Stated problem -> Identify the lines that contain the word "true", then copy them.

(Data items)
(begin)

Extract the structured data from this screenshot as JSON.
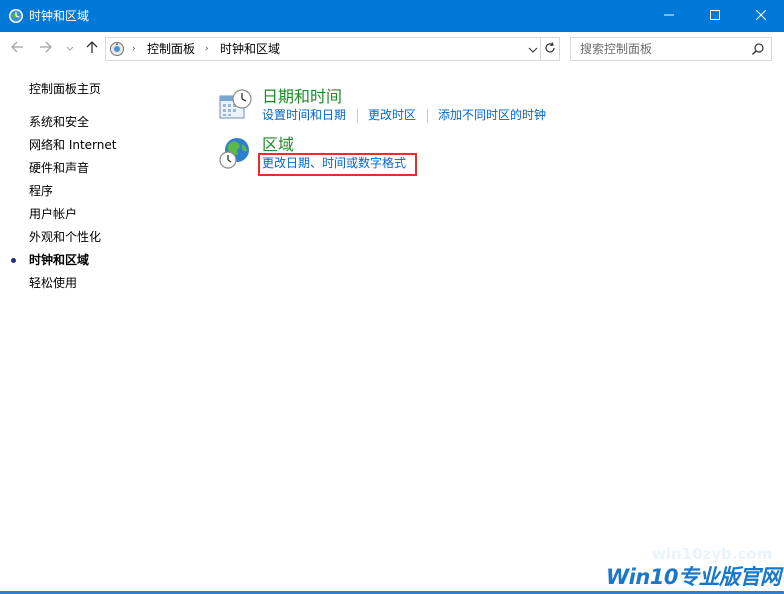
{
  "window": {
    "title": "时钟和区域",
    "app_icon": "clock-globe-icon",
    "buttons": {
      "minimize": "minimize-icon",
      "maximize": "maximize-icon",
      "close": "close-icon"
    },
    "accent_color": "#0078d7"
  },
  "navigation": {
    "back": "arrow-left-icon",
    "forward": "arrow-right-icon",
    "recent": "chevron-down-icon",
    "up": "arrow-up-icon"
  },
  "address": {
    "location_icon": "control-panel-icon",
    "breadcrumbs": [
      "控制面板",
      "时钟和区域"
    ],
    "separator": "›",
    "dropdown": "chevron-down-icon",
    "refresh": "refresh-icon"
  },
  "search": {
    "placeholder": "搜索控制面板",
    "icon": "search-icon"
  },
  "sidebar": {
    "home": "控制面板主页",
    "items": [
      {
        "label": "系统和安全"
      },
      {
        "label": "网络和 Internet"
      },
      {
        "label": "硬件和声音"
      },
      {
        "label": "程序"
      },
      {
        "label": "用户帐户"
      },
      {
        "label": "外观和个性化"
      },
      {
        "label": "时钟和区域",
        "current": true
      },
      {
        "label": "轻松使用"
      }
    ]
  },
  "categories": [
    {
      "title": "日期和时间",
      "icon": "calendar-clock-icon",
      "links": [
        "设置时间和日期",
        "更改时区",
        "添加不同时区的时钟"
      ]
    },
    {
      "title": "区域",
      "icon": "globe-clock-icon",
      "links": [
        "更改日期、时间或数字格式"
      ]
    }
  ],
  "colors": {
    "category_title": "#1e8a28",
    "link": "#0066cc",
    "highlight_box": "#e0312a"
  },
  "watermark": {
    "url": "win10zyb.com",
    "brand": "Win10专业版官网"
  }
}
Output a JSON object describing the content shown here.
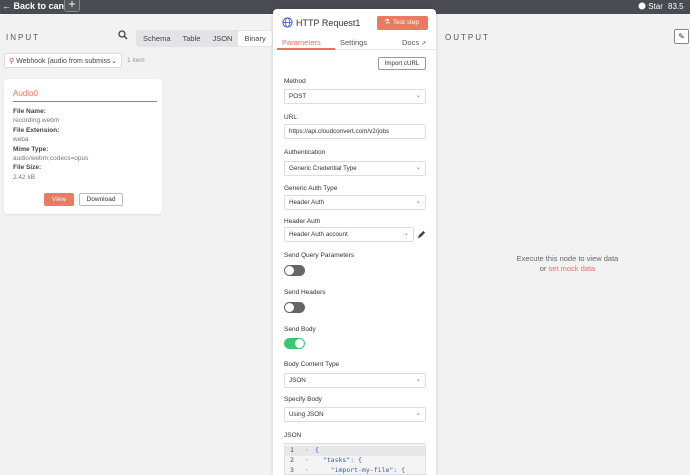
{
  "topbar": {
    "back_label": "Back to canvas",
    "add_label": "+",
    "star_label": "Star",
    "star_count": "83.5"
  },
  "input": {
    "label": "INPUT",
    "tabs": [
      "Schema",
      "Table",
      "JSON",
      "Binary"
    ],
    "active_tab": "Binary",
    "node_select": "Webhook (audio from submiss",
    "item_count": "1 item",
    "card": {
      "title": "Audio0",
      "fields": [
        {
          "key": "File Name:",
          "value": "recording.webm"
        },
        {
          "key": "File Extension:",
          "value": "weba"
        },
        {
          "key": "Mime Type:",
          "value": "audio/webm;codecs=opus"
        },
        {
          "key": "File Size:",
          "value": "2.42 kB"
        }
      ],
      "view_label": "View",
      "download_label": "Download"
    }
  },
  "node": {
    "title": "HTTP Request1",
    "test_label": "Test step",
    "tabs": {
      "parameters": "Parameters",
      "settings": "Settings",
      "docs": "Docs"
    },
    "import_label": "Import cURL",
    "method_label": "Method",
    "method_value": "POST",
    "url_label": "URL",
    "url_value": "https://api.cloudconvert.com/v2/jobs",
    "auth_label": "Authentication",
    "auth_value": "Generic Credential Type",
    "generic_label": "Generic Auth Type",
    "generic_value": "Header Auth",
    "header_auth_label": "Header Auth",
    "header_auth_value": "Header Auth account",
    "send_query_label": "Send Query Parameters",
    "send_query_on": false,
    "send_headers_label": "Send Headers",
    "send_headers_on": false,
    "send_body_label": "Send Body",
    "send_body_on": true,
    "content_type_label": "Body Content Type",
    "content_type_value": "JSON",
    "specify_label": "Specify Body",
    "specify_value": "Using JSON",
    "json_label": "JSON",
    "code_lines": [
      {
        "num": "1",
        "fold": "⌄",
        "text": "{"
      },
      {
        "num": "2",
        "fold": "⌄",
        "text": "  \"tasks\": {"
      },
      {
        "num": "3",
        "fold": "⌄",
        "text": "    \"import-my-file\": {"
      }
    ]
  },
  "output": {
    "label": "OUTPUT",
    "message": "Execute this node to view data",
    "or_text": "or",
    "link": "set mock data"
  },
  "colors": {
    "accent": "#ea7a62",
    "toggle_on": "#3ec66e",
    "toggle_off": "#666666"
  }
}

(end)
(begin)

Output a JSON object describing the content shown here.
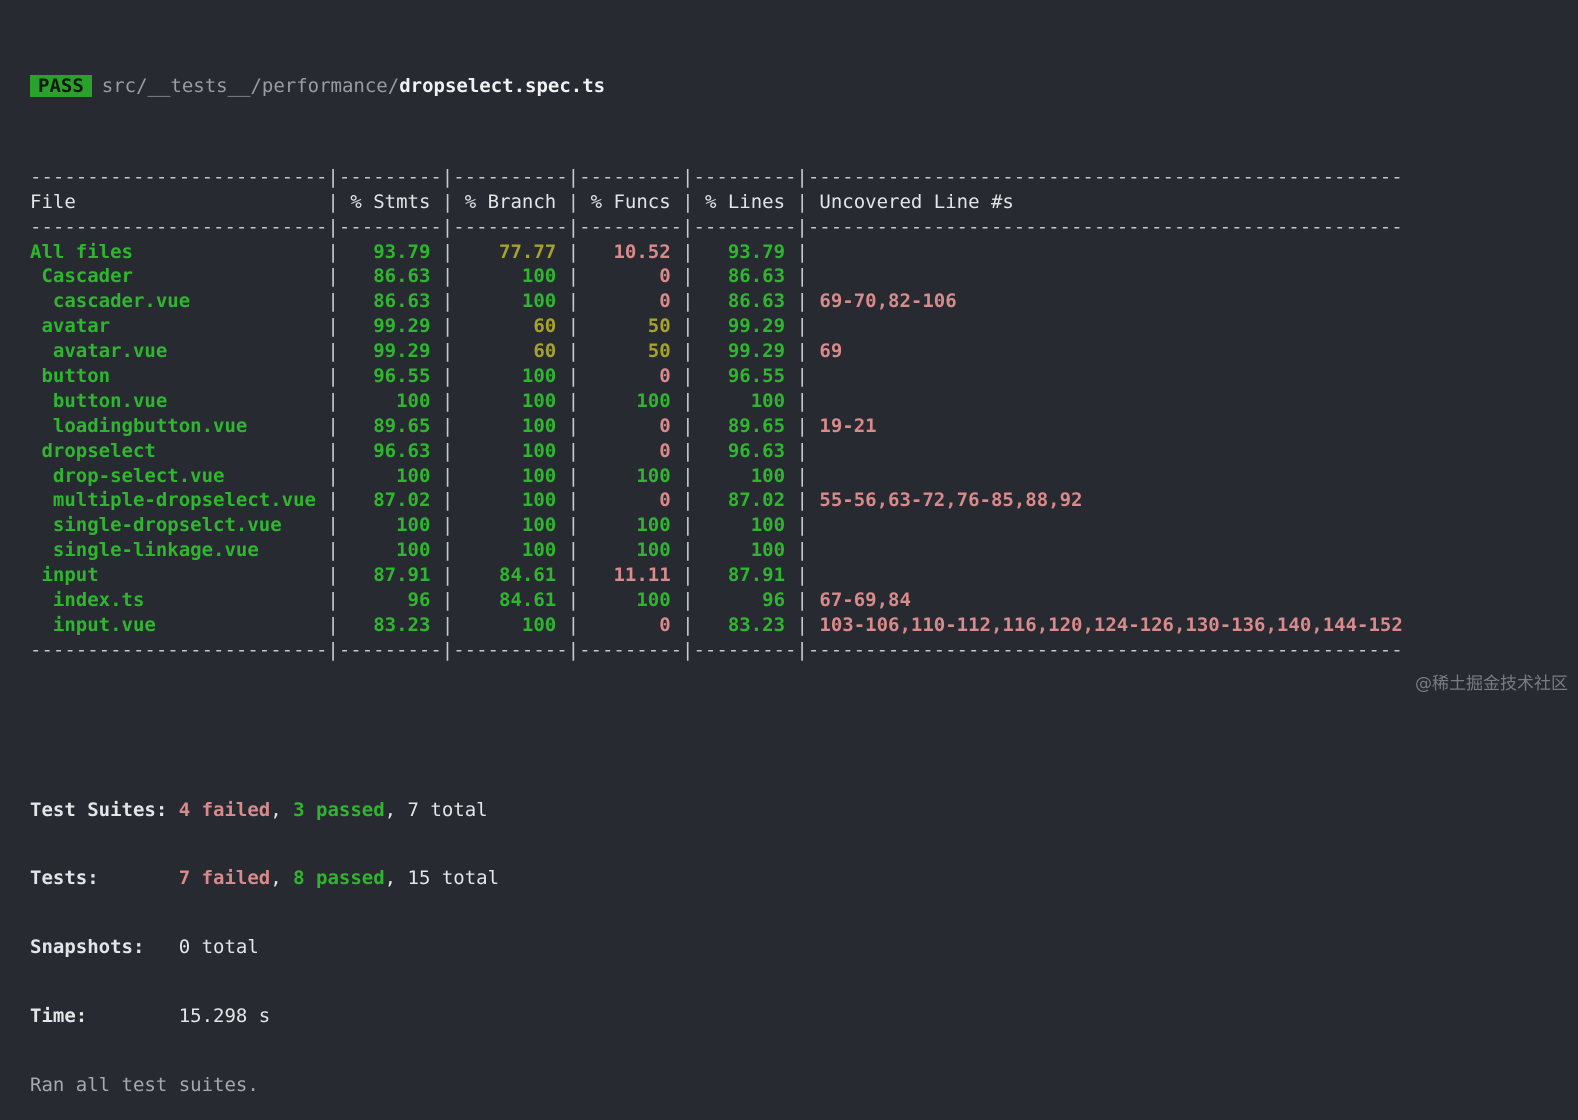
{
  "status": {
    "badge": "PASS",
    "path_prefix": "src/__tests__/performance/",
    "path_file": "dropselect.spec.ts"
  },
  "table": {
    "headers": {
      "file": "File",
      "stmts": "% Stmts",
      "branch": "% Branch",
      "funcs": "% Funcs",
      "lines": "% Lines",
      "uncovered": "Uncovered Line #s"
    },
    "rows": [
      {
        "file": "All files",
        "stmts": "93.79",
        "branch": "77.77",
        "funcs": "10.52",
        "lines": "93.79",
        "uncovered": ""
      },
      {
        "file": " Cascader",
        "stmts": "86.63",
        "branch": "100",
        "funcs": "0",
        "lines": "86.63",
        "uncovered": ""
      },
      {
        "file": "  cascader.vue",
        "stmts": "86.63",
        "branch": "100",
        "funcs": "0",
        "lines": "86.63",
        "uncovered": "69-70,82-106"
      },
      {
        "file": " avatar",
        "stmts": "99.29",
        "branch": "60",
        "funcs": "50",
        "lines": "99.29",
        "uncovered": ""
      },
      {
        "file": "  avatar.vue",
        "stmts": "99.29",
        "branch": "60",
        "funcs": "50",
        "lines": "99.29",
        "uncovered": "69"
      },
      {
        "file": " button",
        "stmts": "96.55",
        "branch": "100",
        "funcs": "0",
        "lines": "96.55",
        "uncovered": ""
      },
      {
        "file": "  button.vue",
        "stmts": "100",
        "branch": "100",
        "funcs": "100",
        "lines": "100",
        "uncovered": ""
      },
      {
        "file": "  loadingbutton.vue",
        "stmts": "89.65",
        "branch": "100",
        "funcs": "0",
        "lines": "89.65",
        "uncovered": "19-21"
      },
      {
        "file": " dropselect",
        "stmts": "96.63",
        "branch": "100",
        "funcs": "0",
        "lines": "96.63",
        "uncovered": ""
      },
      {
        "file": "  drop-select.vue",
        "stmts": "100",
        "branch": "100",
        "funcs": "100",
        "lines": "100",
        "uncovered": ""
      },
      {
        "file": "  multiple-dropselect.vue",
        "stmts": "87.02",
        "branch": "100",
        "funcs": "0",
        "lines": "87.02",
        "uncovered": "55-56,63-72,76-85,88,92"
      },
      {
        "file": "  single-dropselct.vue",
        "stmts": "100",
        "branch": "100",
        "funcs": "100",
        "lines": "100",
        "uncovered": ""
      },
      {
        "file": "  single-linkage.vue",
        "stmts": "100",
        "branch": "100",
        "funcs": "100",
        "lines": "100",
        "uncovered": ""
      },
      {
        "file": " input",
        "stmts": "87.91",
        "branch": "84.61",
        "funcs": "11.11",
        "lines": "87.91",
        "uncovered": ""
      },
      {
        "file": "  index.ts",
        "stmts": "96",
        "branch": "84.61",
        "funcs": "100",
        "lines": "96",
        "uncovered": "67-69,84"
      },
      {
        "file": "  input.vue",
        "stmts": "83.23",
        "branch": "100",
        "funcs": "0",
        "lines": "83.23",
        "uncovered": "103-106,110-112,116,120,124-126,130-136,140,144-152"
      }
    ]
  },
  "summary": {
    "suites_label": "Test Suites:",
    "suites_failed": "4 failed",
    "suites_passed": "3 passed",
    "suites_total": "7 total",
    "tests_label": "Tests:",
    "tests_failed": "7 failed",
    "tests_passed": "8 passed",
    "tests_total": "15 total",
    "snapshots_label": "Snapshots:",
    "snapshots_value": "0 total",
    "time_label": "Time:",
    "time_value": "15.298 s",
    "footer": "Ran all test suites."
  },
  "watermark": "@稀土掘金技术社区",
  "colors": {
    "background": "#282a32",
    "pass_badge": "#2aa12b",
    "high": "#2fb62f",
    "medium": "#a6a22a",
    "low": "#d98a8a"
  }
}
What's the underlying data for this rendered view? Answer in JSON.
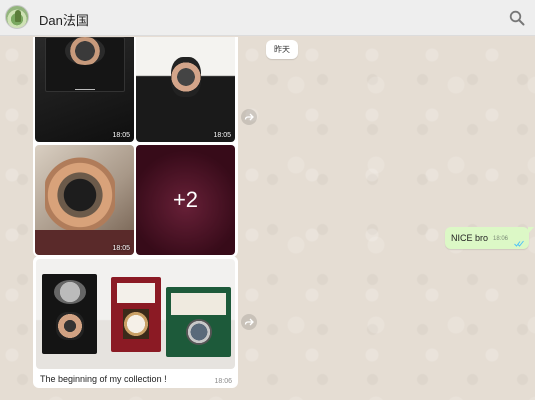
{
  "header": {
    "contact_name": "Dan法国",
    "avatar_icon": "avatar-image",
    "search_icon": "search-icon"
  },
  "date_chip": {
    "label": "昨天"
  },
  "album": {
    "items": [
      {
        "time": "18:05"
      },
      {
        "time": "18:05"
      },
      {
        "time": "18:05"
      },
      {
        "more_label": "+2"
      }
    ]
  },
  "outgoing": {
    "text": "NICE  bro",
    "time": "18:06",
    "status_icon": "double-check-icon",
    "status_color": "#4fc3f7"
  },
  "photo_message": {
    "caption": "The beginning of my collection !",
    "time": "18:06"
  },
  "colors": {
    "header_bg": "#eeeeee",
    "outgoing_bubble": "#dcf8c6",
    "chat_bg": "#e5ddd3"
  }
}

(end)
(begin)

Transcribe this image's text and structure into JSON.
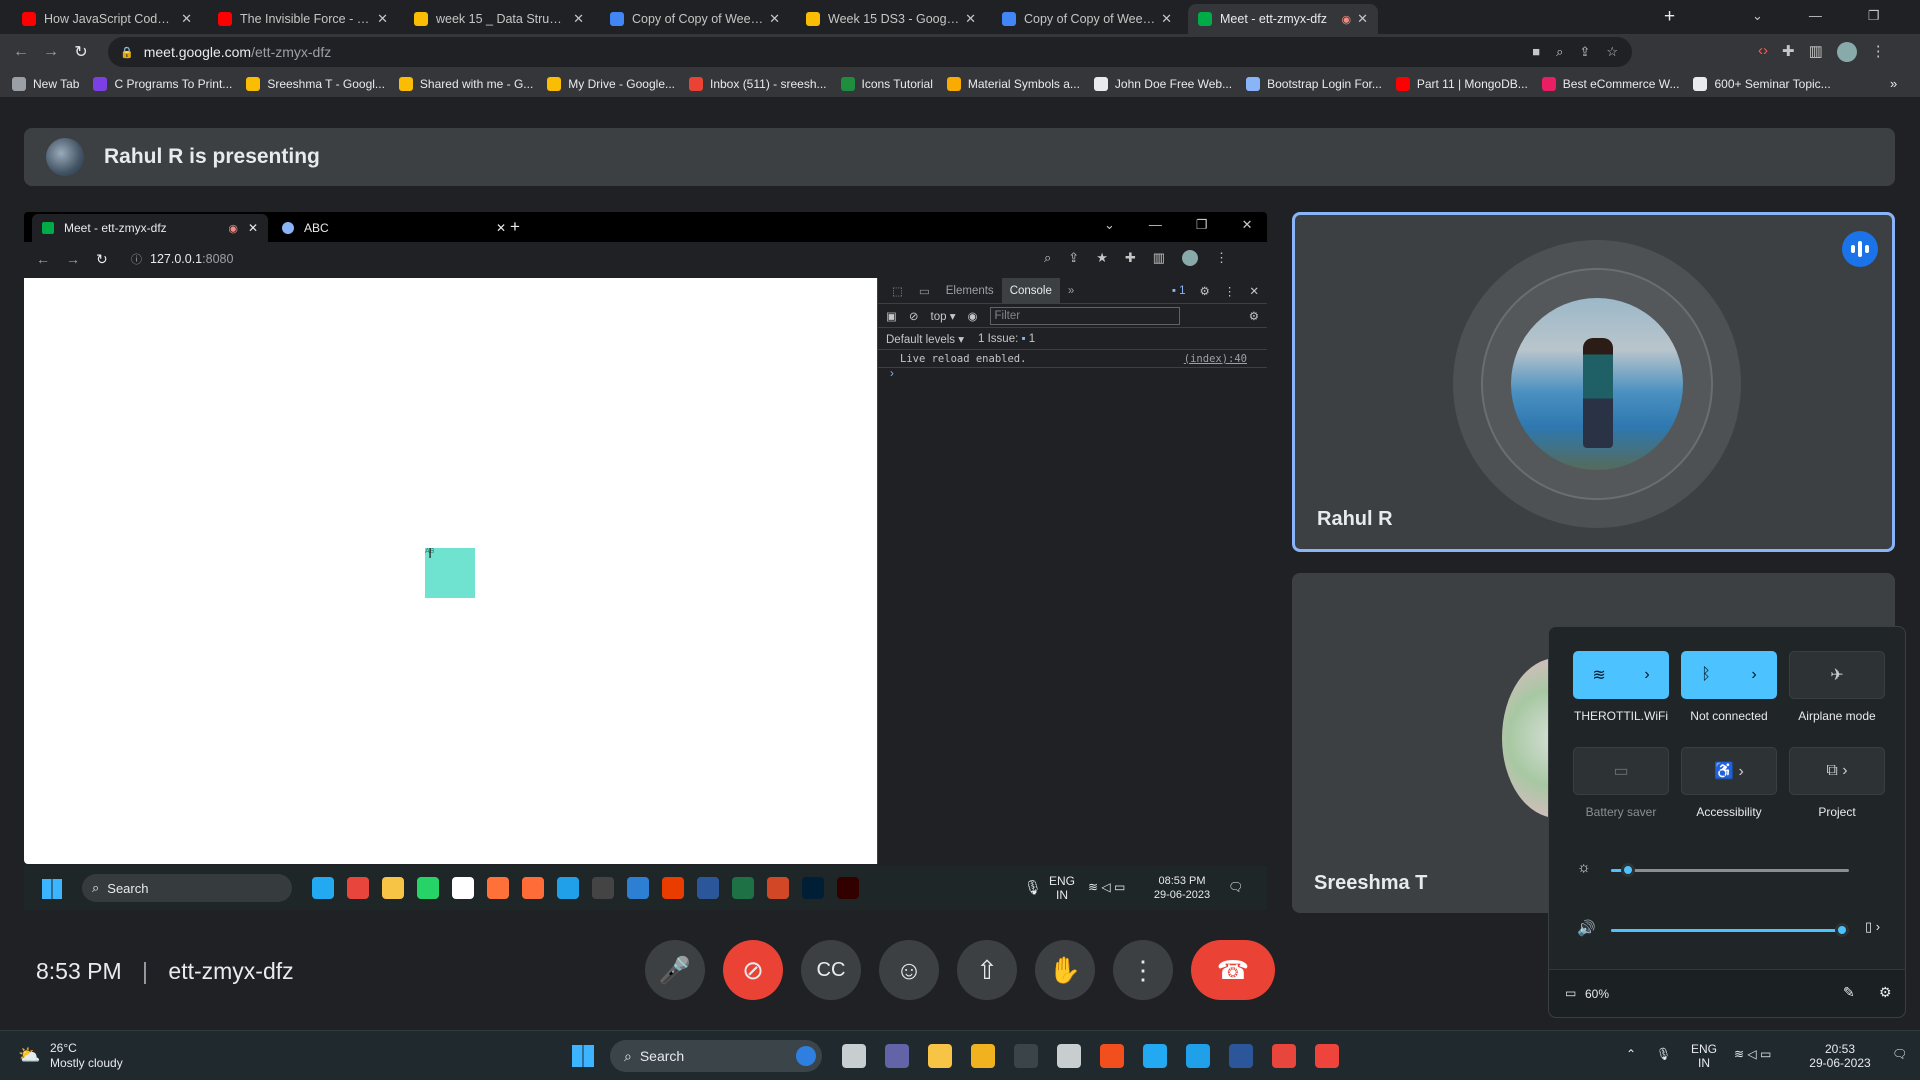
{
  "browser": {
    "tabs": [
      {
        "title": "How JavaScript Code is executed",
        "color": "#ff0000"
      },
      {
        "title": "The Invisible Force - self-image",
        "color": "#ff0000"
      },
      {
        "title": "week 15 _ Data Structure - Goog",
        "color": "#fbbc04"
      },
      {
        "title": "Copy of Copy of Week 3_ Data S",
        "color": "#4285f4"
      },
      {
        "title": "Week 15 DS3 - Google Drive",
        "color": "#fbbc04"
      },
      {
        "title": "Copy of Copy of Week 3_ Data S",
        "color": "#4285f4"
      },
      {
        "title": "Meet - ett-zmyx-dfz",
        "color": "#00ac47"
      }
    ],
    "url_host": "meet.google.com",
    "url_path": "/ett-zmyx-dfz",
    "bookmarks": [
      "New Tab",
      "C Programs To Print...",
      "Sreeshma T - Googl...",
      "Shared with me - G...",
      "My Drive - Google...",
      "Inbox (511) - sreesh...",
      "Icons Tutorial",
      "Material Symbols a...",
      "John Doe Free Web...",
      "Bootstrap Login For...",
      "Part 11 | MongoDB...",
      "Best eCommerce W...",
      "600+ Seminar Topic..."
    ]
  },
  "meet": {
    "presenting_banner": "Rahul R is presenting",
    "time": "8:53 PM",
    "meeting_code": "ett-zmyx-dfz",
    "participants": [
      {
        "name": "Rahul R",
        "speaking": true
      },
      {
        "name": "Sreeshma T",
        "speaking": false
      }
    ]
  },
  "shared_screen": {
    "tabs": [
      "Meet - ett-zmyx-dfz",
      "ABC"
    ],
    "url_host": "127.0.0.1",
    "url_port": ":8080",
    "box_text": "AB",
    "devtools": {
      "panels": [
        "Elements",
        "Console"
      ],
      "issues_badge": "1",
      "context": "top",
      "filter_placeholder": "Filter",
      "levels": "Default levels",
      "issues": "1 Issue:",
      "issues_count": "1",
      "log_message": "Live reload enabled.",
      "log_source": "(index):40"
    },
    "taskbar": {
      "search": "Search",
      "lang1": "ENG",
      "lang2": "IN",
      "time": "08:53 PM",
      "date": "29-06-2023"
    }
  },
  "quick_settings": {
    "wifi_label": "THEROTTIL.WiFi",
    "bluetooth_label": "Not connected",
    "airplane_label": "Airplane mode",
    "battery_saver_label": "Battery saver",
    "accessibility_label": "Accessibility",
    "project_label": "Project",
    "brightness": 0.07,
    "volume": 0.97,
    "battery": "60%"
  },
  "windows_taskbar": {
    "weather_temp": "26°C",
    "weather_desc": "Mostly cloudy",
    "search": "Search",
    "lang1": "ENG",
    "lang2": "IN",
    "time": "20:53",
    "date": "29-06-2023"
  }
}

(end)

Complete response ->
        "current": true
    "send_body_on": true,
        "speaking": true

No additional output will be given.